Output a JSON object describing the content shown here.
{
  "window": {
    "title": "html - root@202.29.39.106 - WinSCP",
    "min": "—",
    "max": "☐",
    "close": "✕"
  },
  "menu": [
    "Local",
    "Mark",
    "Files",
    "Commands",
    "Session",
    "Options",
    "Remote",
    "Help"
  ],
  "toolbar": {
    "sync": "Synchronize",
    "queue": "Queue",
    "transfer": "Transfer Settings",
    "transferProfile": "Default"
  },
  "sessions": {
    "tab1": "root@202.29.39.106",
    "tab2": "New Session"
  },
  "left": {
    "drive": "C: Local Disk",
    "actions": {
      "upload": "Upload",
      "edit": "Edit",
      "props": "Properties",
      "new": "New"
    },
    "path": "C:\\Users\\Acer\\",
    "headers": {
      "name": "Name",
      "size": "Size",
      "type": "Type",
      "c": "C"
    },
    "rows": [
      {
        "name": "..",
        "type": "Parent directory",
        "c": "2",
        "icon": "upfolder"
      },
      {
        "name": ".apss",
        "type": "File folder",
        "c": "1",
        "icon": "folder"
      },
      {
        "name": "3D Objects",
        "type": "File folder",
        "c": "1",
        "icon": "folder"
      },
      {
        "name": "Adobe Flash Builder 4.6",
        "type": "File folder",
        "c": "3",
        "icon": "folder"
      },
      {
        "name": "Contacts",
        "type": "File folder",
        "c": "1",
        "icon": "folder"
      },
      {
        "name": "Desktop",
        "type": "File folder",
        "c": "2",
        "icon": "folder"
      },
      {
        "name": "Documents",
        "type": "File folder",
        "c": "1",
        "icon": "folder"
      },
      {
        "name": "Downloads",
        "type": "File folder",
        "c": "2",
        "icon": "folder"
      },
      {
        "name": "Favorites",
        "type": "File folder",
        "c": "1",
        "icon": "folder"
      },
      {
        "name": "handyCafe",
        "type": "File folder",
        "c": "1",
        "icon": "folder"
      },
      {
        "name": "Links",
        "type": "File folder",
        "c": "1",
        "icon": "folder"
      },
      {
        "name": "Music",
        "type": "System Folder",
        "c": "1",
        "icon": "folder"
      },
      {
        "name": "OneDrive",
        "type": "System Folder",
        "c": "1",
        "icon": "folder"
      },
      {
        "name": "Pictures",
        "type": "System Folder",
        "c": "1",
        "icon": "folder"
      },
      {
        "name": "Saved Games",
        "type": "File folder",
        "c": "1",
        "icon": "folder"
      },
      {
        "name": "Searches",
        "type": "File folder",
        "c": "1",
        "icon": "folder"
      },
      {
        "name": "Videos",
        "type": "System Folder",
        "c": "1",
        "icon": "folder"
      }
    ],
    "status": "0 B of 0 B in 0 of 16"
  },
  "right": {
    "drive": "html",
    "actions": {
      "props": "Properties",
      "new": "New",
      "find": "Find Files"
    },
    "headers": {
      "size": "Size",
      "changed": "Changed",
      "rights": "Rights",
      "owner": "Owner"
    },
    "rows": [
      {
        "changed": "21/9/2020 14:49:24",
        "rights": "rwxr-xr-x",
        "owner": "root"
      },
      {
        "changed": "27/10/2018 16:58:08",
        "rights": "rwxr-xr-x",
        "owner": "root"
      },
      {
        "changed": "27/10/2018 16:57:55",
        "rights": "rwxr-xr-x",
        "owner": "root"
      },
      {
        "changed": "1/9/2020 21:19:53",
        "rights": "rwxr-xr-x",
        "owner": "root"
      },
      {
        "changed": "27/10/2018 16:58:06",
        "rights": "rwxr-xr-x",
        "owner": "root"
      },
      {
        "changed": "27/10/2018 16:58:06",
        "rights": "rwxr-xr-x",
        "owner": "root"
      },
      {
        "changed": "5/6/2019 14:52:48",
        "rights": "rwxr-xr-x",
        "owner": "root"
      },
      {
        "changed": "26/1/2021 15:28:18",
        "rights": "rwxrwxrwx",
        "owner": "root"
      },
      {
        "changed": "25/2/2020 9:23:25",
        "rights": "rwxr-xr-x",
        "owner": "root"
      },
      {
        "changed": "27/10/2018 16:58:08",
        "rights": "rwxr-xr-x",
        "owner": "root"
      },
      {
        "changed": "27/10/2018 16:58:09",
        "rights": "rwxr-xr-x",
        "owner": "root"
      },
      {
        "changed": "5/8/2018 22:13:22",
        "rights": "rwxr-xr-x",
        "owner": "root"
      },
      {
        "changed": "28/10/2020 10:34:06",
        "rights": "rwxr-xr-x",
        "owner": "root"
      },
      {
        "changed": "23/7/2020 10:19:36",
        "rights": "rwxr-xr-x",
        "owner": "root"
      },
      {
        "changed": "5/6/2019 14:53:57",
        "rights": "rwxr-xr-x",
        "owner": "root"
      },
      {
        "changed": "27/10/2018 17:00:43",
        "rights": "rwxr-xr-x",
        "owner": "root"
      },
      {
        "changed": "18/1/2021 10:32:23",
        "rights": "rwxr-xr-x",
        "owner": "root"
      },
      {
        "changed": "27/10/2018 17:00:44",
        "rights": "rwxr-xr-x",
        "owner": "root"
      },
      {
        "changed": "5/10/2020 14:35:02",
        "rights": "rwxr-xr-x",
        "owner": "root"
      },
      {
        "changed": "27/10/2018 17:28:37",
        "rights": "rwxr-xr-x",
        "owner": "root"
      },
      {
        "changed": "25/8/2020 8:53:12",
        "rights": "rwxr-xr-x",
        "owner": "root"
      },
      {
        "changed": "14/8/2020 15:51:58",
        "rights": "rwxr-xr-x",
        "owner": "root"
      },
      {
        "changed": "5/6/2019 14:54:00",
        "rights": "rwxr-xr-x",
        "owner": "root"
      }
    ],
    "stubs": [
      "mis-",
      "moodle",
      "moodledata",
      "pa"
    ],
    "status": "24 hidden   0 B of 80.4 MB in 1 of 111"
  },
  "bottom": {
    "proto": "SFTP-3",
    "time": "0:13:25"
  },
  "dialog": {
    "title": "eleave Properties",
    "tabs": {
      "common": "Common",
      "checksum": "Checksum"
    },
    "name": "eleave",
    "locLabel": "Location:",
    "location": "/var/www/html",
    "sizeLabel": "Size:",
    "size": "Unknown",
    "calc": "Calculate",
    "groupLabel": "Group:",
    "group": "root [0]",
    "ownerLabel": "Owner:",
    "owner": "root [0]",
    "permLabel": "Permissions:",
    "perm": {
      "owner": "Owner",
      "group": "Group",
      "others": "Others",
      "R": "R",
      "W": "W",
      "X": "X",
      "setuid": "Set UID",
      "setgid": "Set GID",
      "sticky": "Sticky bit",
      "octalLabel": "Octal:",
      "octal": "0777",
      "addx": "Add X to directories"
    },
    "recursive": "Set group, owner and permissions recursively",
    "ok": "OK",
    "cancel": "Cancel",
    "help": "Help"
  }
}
* * *
THE EXERCISE: Your task is to repeat the data exactly, with nothing left out.

SOLVED EXERCISE:
Output a JSON object describing the content shown here.
{
  "window": {
    "title": "html - root@202.29.39.106 - WinSCP",
    "min": "—",
    "max": "☐",
    "close": "✕"
  },
  "menu": [
    "Local",
    "Mark",
    "Files",
    "Commands",
    "Session",
    "Options",
    "Remote",
    "Help"
  ],
  "toolbar": {
    "sync": "Synchronize",
    "queue": "Queue",
    "transfer": "Transfer Settings",
    "transferProfile": "Default"
  },
  "sessions": {
    "tab1": "root@202.29.39.106",
    "tab2": "New Session"
  },
  "left": {
    "drive": "C: Local Disk",
    "actions": {
      "upload": "Upload",
      "edit": "Edit",
      "props": "Properties",
      "new": "New"
    },
    "path": "C:\\Users\\Acer\\",
    "headers": {
      "name": "Name",
      "size": "Size",
      "type": "Type",
      "c": "C"
    },
    "rows": [
      {
        "name": "..",
        "type": "Parent directory",
        "c": "2",
        "icon": "upfolder"
      },
      {
        "name": ".apss",
        "type": "File folder",
        "c": "1",
        "icon": "folder"
      },
      {
        "name": "3D Objects",
        "type": "File folder",
        "c": "1",
        "icon": "folder"
      },
      {
        "name": "Adobe Flash Builder 4.6",
        "type": "File folder",
        "c": "3",
        "icon": "folder"
      },
      {
        "name": "Contacts",
        "type": "File folder",
        "c": "1",
        "icon": "folder"
      },
      {
        "name": "Desktop",
        "type": "File folder",
        "c": "2",
        "icon": "folder"
      },
      {
        "name": "Documents",
        "type": "File folder",
        "c": "1",
        "icon": "folder"
      },
      {
        "name": "Downloads",
        "type": "File folder",
        "c": "2",
        "icon": "folder"
      },
      {
        "name": "Favorites",
        "type": "File folder",
        "c": "1",
        "icon": "folder"
      },
      {
        "name": "handyCafe",
        "type": "File folder",
        "c": "1",
        "icon": "folder"
      },
      {
        "name": "Links",
        "type": "File folder",
        "c": "1",
        "icon": "folder"
      },
      {
        "name": "Music",
        "type": "System Folder",
        "c": "1",
        "icon": "folder"
      },
      {
        "name": "OneDrive",
        "type": "System Folder",
        "c": "1",
        "icon": "folder"
      },
      {
        "name": "Pictures",
        "type": "System Folder",
        "c": "1",
        "icon": "folder"
      },
      {
        "name": "Saved Games",
        "type": "File folder",
        "c": "1",
        "icon": "folder"
      },
      {
        "name": "Searches",
        "type": "File folder",
        "c": "1",
        "icon": "folder"
      },
      {
        "name": "Videos",
        "type": "System Folder",
        "c": "1",
        "icon": "folder"
      }
    ],
    "status": "0 B of 0 B in 0 of 16"
  },
  "right": {
    "drive": "html",
    "actions": {
      "props": "Properties",
      "new": "New",
      "find": "Find Files"
    },
    "headers": {
      "size": "Size",
      "changed": "Changed",
      "rights": "Rights",
      "owner": "Owner"
    },
    "rows": [
      {
        "changed": "21/9/2020 14:49:24",
        "rights": "rwxr-xr-x",
        "owner": "root"
      },
      {
        "changed": "27/10/2018 16:58:08",
        "rights": "rwxr-xr-x",
        "owner": "root"
      },
      {
        "changed": "27/10/2018 16:57:55",
        "rights": "rwxr-xr-x",
        "owner": "root"
      },
      {
        "changed": "1/9/2020 21:19:53",
        "rights": "rwxr-xr-x",
        "owner": "root"
      },
      {
        "changed": "27/10/2018 16:58:06",
        "rights": "rwxr-xr-x",
        "owner": "root"
      },
      {
        "changed": "27/10/2018 16:58:06",
        "rights": "rwxr-xr-x",
        "owner": "root"
      },
      {
        "changed": "5/6/2019 14:52:48",
        "rights": "rwxr-xr-x",
        "owner": "root"
      },
      {
        "changed": "26/1/2021 15:28:18",
        "rights": "rwxrwxrwx",
        "owner": "root"
      },
      {
        "changed": "25/2/2020 9:23:25",
        "rights": "rwxr-xr-x",
        "owner": "root"
      },
      {
        "changed": "27/10/2018 16:58:08",
        "rights": "rwxr-xr-x",
        "owner": "root"
      },
      {
        "changed": "27/10/2018 16:58:09",
        "rights": "rwxr-xr-x",
        "owner": "root"
      },
      {
        "changed": "5/8/2018 22:13:22",
        "rights": "rwxr-xr-x",
        "owner": "root"
      },
      {
        "changed": "28/10/2020 10:34:06",
        "rights": "rwxr-xr-x",
        "owner": "root"
      },
      {
        "changed": "23/7/2020 10:19:36",
        "rights": "rwxr-xr-x",
        "owner": "root"
      },
      {
        "changed": "5/6/2019 14:53:57",
        "rights": "rwxr-xr-x",
        "owner": "root"
      },
      {
        "changed": "27/10/2018 17:00:43",
        "rights": "rwxr-xr-x",
        "owner": "root"
      },
      {
        "changed": "18/1/2021 10:32:23",
        "rights": "rwxr-xr-x",
        "owner": "root"
      },
      {
        "changed": "27/10/2018 17:00:44",
        "rights": "rwxr-xr-x",
        "owner": "root"
      },
      {
        "changed": "5/10/2020 14:35:02",
        "rights": "rwxr-xr-x",
        "owner": "root"
      },
      {
        "changed": "27/10/2018 17:28:37",
        "rights": "rwxr-xr-x",
        "owner": "root"
      },
      {
        "changed": "25/8/2020 8:53:12",
        "rights": "rwxr-xr-x",
        "owner": "root"
      },
      {
        "changed": "14/8/2020 15:51:58",
        "rights": "rwxr-xr-x",
        "owner": "root"
      },
      {
        "changed": "5/6/2019 14:54:00",
        "rights": "rwxr-xr-x",
        "owner": "root"
      }
    ],
    "stubs": [
      "mis-",
      "moodle",
      "moodledata",
      "pa"
    ],
    "status": "24 hidden   0 B of 80.4 MB in 1 of 111"
  },
  "bottom": {
    "proto": "SFTP-3",
    "time": "0:13:25"
  },
  "dialog": {
    "title": "eleave Properties",
    "tabs": {
      "common": "Common",
      "checksum": "Checksum"
    },
    "name": "eleave",
    "locLabel": "Location:",
    "location": "/var/www/html",
    "sizeLabel": "Size:",
    "size": "Unknown",
    "calc": "Calculate",
    "groupLabel": "Group:",
    "group": "root [0]",
    "ownerLabel": "Owner:",
    "owner": "root [0]",
    "permLabel": "Permissions:",
    "perm": {
      "owner": "Owner",
      "group": "Group",
      "others": "Others",
      "R": "R",
      "W": "W",
      "X": "X",
      "setuid": "Set UID",
      "setgid": "Set GID",
      "sticky": "Sticky bit",
      "octalLabel": "Octal:",
      "octal": "0777",
      "addx": "Add X to directories"
    },
    "recursive": "Set group, owner and permissions recursively",
    "ok": "OK",
    "cancel": "Cancel",
    "help": "Help"
  }
}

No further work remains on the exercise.